• Consigne: Poursuivez l'article sur le mouvement Nuit debout à partir de sa dernière phrase.

==== Texte fourni

Jean-Pierre Le Goff. [France Télévisions]
Jean-Pierre Le Goff, sociologue et philosophe / L'invité de la rédaction / 23 min. / le 19 avril 2016
Le sociologue et philosophe Jean-Pierre Le Goff, invité du Journal du matin sur RTS La Première, ne voit en "Nuit debout" qu'un mouvement juvénile, miroir du malaise politique en France.

Ces milliers de personnes rassemblées sur la place de la République à Paris depuis le 31 mars pour manifester contre la modification de la loi française sur le travail ne vont pas renouveler la politique, estime Jean-Pierre Le Goff.

Ce mouvement, qui manque de représentativité de la société, selon lui, ne réunit que des fonctionnaires, des enseignants, et toute une catégorie de gens "qui se sentent comme dans une forteresse assiégée et qui se regroupent". "Les travailleurs et les ouvriers du privé ne sont pas là."

========
==== Données fournies

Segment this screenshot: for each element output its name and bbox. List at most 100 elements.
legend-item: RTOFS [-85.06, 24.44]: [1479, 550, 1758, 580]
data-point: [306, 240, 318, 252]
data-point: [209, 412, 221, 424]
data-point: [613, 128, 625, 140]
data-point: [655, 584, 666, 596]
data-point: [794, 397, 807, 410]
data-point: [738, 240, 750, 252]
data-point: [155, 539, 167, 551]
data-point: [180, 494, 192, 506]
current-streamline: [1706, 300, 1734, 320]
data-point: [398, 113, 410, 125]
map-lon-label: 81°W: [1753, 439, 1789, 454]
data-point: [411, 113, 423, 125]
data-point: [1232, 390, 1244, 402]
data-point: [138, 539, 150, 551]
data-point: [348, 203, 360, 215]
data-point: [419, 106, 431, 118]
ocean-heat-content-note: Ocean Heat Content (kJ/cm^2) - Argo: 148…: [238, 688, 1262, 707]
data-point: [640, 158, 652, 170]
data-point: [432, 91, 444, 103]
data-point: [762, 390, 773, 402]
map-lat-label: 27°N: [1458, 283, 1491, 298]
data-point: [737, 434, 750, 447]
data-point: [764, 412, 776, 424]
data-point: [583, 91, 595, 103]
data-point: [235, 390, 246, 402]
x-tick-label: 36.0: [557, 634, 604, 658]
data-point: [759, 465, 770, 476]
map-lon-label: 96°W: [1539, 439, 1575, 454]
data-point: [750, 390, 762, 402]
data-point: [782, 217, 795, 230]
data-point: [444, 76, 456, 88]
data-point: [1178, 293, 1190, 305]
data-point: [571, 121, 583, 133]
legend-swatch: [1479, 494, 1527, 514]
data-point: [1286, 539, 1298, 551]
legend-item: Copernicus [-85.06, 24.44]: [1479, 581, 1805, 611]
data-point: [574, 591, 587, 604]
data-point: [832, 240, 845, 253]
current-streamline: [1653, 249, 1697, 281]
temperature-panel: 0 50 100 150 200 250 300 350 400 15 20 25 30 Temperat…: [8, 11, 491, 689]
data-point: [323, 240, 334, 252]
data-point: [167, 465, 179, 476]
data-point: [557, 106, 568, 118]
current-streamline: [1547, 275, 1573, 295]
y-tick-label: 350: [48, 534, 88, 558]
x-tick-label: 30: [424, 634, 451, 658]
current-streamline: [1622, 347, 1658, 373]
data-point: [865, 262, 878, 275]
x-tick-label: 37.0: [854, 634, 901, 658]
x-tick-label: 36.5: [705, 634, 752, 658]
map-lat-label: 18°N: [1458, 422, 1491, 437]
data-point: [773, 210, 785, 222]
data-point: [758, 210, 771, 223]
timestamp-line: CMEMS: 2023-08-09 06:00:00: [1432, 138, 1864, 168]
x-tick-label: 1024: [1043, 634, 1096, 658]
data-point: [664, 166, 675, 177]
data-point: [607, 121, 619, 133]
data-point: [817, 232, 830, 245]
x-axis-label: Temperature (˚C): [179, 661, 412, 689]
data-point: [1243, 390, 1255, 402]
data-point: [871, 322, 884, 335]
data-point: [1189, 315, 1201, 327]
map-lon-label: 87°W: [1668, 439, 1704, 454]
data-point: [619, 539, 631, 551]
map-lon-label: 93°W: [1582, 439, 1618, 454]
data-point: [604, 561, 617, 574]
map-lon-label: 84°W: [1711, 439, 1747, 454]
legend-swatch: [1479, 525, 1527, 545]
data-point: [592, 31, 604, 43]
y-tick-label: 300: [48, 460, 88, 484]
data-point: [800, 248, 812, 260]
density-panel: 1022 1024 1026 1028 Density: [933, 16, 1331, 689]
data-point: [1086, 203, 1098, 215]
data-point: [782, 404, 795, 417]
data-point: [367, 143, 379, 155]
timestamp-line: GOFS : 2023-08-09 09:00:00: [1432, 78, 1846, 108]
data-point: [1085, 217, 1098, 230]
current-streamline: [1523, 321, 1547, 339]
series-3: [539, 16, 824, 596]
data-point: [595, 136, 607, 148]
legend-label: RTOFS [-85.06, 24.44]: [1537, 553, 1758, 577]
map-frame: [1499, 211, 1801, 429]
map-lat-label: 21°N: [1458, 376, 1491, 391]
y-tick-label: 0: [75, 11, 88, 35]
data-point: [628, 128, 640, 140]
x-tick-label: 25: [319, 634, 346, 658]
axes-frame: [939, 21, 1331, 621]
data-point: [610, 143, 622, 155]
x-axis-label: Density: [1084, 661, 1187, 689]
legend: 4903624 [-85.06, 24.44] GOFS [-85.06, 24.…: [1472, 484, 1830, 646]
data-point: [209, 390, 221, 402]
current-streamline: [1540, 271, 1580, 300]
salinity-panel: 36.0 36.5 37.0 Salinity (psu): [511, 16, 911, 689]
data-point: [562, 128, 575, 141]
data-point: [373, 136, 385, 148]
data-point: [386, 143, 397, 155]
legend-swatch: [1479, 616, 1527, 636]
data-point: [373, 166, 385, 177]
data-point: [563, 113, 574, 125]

========

• Réponse:
Jeunesse utopique

Comparant le rôle de la jeunesse avec celle de mai 68 et son slogan "Sois jeune et tais-toi", Jean-Pierre Le Goff rappelle que cette affiche avait du sens à l'époque, lorsque la jeunesse se trouvait en bas de la hiérarchie sociale.

"Près de 50 ans plus tard, jamais les jeunes n’ont été autant valorisés", affirme le sociologue, tout en constatant que ces jeunes se retrouvent dans une société où il n'y a pas de travail. "Ils sont valorisés, et en même temps, ils ont des contrats précaires."

Une situation qui débouche, selon le penseur, sur des revendications "utopiques", telles que "des salaires minimums irréalistes, l'idée d'un contrat à durée indéterminée (CDI) sur le modèle de la fonction publique ou des appels à la grève générale", énumère-t-il.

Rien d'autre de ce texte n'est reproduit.